====== Dataset records

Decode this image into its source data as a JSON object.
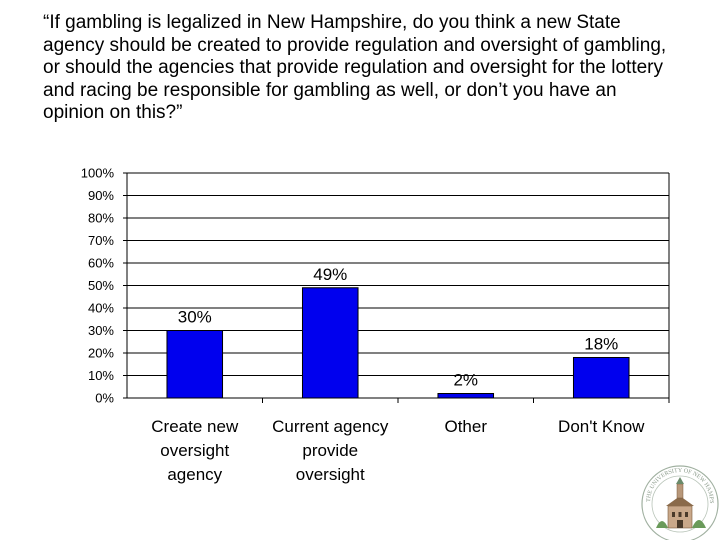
{
  "question": "“If gambling is legalized in New Hampshire, do you think a new State agency should be created to provide regulation and oversight of gambling, or should the agencies that provide regulation and oversight for the lottery and racing be responsible for gambling as well, or don’t you have an opinion on this?”",
  "chart_data": {
    "type": "bar",
    "categories": [
      [
        "Create new",
        "oversight",
        "agency"
      ],
      [
        "Current agency",
        "provide",
        "oversight"
      ],
      [
        "Other"
      ],
      [
        "Don't Know"
      ]
    ],
    "values": [
      30,
      49,
      2,
      18
    ],
    "data_labels": [
      "30%",
      "49%",
      "2%",
      "18%"
    ],
    "ylim": [
      0,
      100
    ],
    "yticks": [
      "0%",
      "10%",
      "20%",
      "30%",
      "40%",
      "50%",
      "60%",
      "70%",
      "80%",
      "90%",
      "100%"
    ],
    "grid": true,
    "legend": "none",
    "bar_color": "#0000ee",
    "bar_edge_color": "#000000"
  },
  "seal": {
    "icon": "university-seal-icon",
    "text": "THE UNIVERSITY OF NEW HAMPSHIRE"
  }
}
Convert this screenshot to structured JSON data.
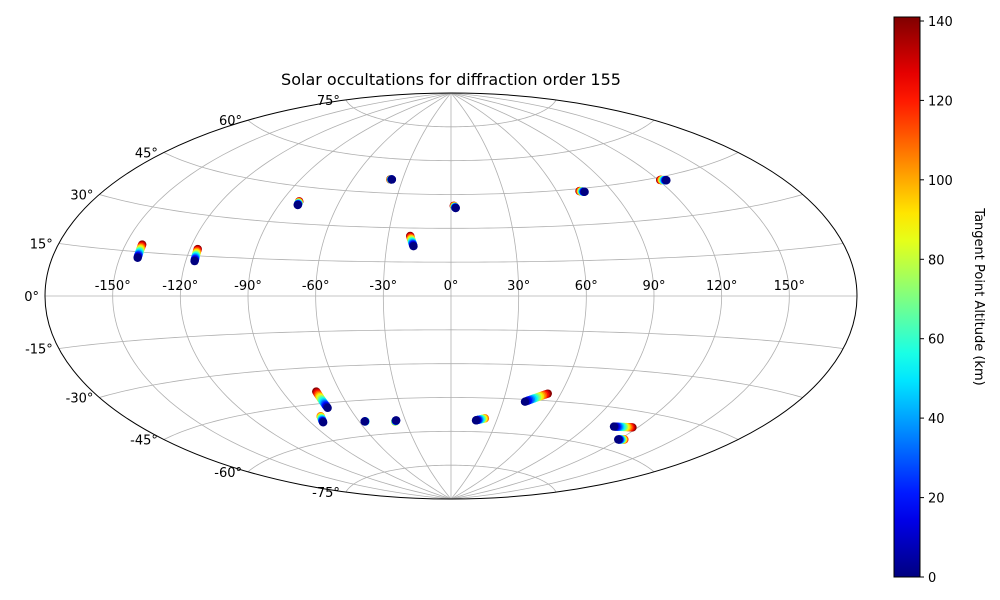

============

=== Brief ===
Scan the material above for the string "agency" and return the lines that hold it.

=== Exercise solution ===
  "question": "“If gambling is legalized in New Hampshire, do you think a new State agency should be created to provide regulation and oversight of gambling, or should the agencies that provide regulation and oversight for the lottery and racing be responsible for gambling as well, or don’t you have an opinion on this?”",
        "agency"
        "Current agency",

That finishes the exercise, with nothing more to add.